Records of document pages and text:
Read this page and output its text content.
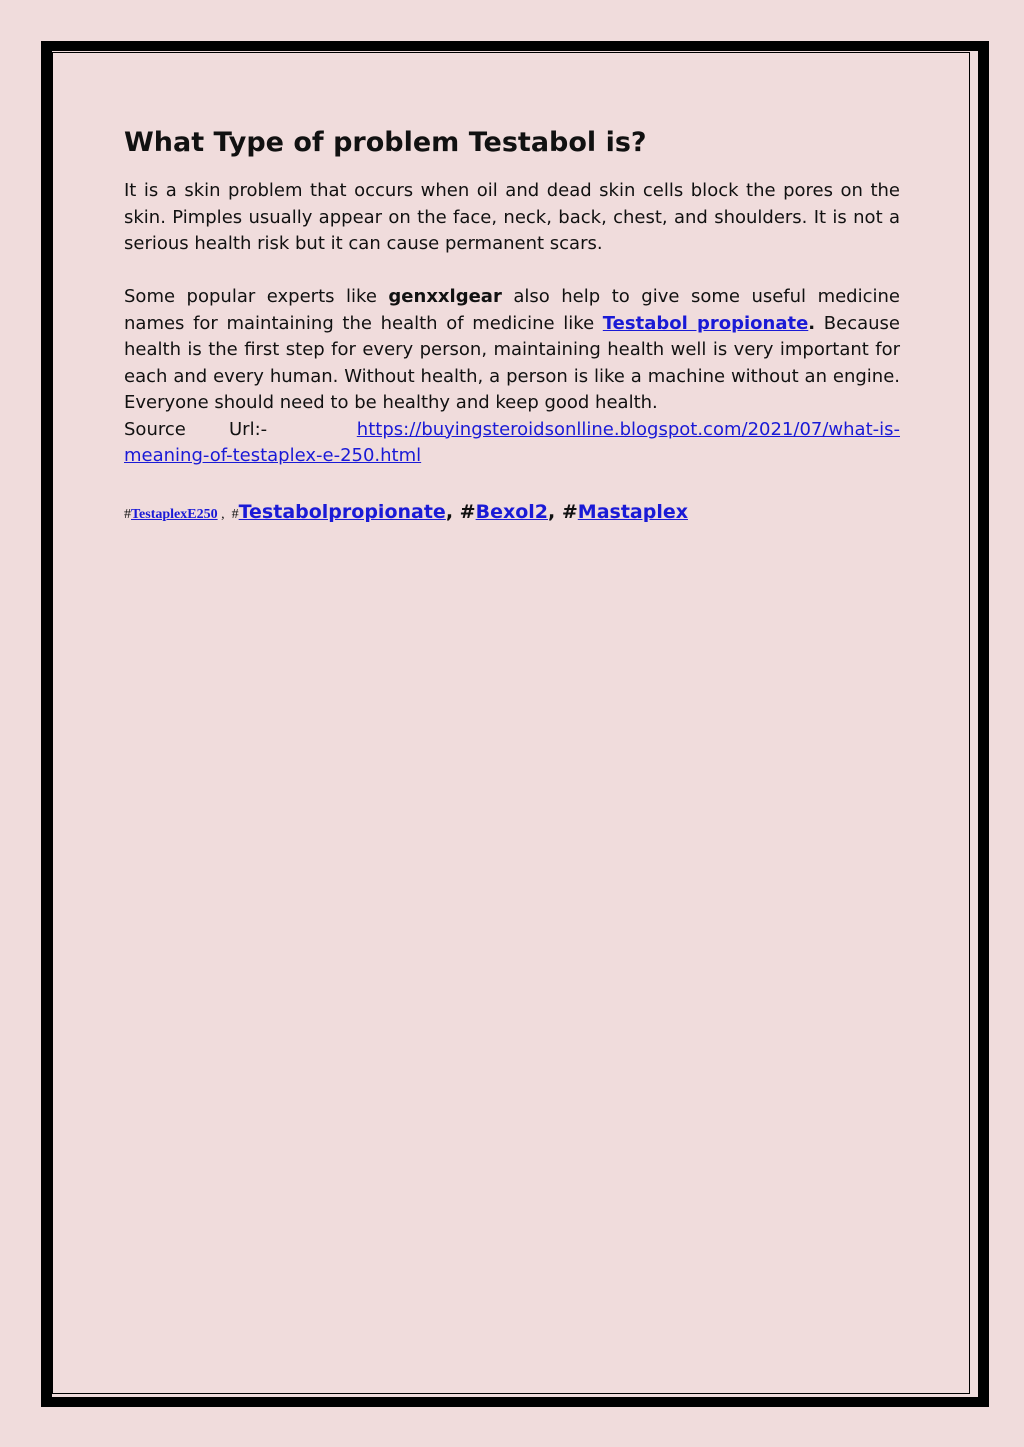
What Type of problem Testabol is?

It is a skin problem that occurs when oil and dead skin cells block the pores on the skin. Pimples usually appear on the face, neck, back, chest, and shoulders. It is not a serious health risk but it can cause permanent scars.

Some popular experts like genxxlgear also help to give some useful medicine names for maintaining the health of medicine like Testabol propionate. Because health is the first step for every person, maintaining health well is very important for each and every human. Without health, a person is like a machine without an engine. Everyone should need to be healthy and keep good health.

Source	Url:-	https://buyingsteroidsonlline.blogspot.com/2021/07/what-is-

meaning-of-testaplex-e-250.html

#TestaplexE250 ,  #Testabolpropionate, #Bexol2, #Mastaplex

The task:
Return only the number of lines in the data that contain "problem".

Answer:
2